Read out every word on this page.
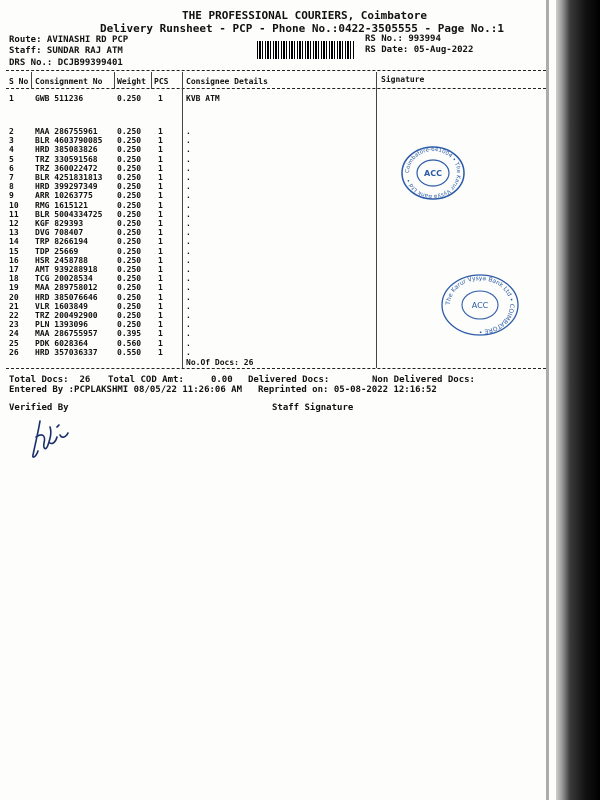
THE PROFESSIONAL COURIERS, Coimbatore
Delivery Runsheet - PCP - Phone No.:0422-3505555 - Page No.:1
Route: AVINASHI RD PCP
Staff: SUNDAR RAJ ATM
DRS No.: DCJB99399401
RS No.: 993994
RS Date: 05-Aug-2022
S No Consignment No Weight PCS Consignee Details	Signature
1	GWB 511236	0.250 1	KVB ATM
2	MAA 286755961 0.250 1	.
3	BLR 4603790085 0.250 1	.
4	HRD 385083826 0.250 1	.
5	TRZ 330591568 0.250 1	.
6	TRZ 360022472 0.250 1	.
7	BLR 4251831813 0.250 1	.
8	HRD 399297349 0.250 1	.
9	ARR 10263775	0.250 1	.
10 RMG 1615121	0.250 1	.
11 BLR 5004334725 0.250 1	.
12 KGF 829393	0.250 1	.
13 DVG 708407	0.250 1	.
14 TRP 8266194	0.250 1	.
15 TDP 25669	0.250 1	.
16 HSR 2458788	0.250 1	.
17 AMT 939288918 0.250 1	.
18 TCG 20028534	0.250 1	.
19 MAA 289758012 0.250 1	.
20 HRD 385076646 0.250 1	.
21 VLR 1603849	0.250 1	.
22 TRZ 200492900 0.250 1	.
23 PLN 1393096	0.250 1	.
24 MAA 286755957 0.395 1	.
25 PDK 6028364	0.560 1	.
26 HRD 357036337 0.550 1	.
No.Of Docs: 26
Total Docs:  26 Total COD Amt:     0.00 Delivered Docs:	Non Delivered Docs:
Entered By :PCPLAKSHMI 08/05/22 11:26:06 AM Reprinted on: 05-08-2022 12:16:52
Verified By	Staff Signature
Coimbatore-641004 • The Karur Vysya Bank Ltd •
ACC
The Karur Vysya Bank Ltd • COIMBATORE •
ACC
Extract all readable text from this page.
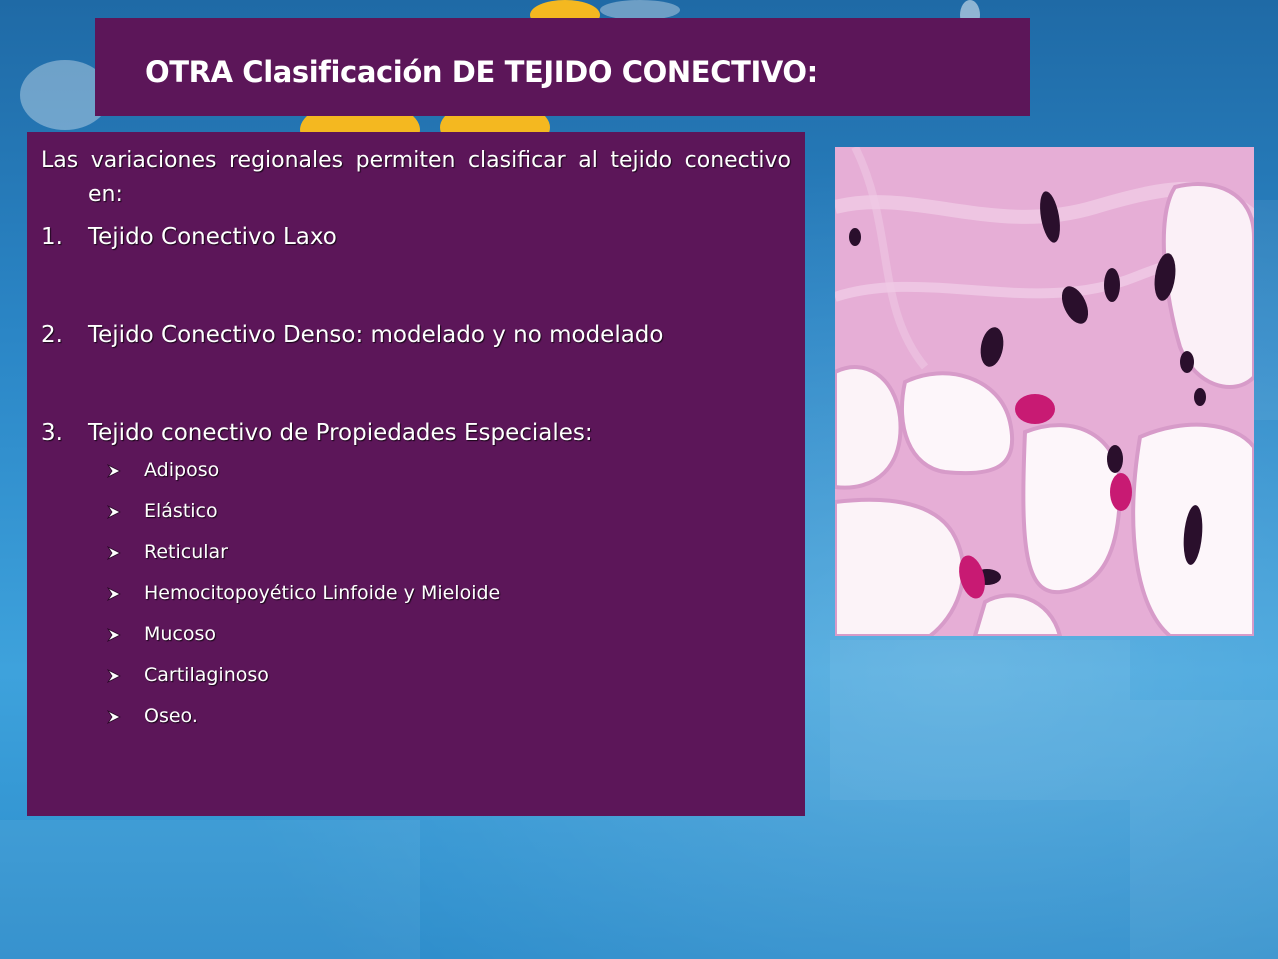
OTRA Clasificación DE TEJIDO CONECTIVO:

Las variaciones regionales permiten clasificar al tejido conectivo en:

1. Tejido Conectivo Laxo
2. Tejido Conectivo Denso: modelado y no modelado
3. Tejido conectivo de Propiedades Especiales:
Adiposo
Elástico
Reticular
Hemocitopoyético Linfoide y Mieloide
Mucoso
Cartilaginoso
Oseo.
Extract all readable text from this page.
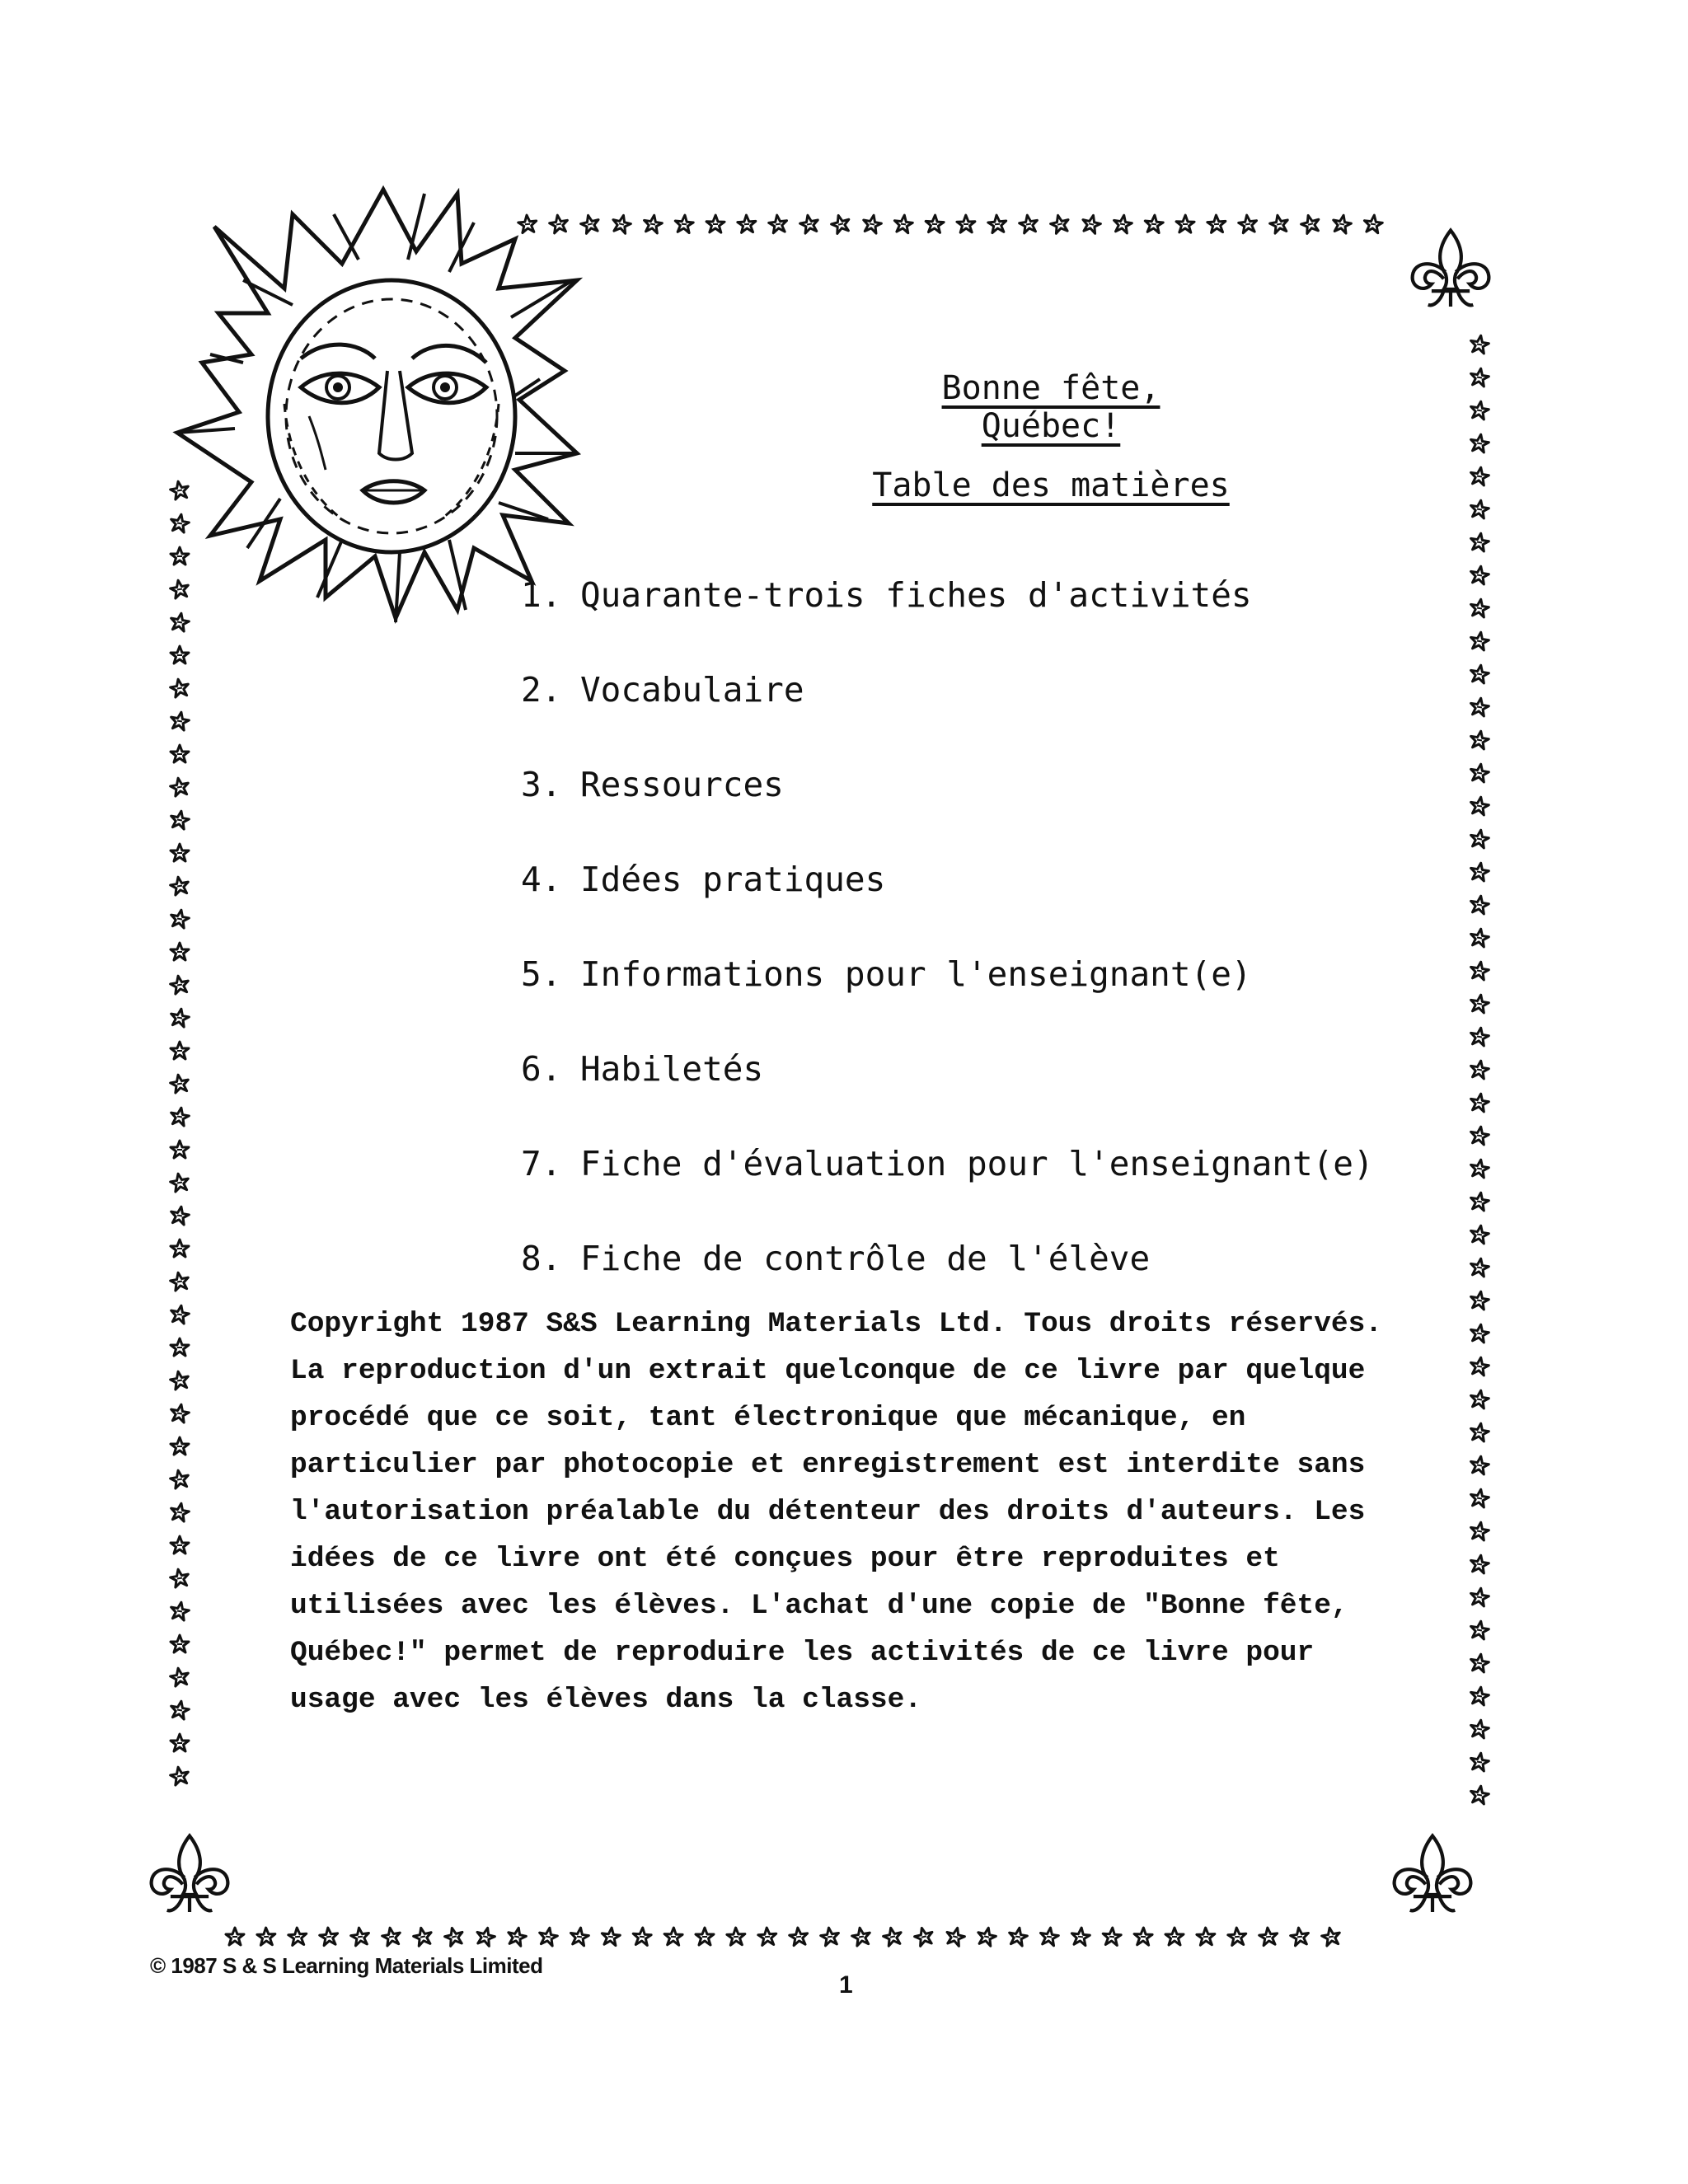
Bonne fête, Québec!
Table des matières
1. Quarante-trois fiches d'activités
2. Vocabulaire
3. Ressources
4. Idées pratiques
5. Informations pour l'enseignant(e)
6. Habiletés
7. Fiche d'évaluation pour l'enseignant(e)
8. Fiche de contrôle de l'élève

Copyright 1987 S&S Learning Materials Ltd. Tous droits réservés.

La reproduction d'un extrait quelconque de ce livre par quelque procédé que ce soit, tant électronique que mécanique, en particulier par photocopie et enregistrement est interdite sans l'autorisation préalable du détenteur des droits d'auteurs. Les idées de ce livre ont été conçues pour être reproduites et utilisées avec les élèves. L'achat d'une copie de "Bonne fête, Québec!" permet de reproduire les activités de ce livre pour usage avec les élèves dans la classe.

© 1987 S & S Learning Materials Limited
1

-*-

WHAT TO PRODUCE » Scan the listing above and copy all lines containing the word "Learning".

IN RESPONSE »
Copyright 1987 S&S Learning Materials Ltd. Tous droits réservés.
© 1987 S & S Learning Materials Limited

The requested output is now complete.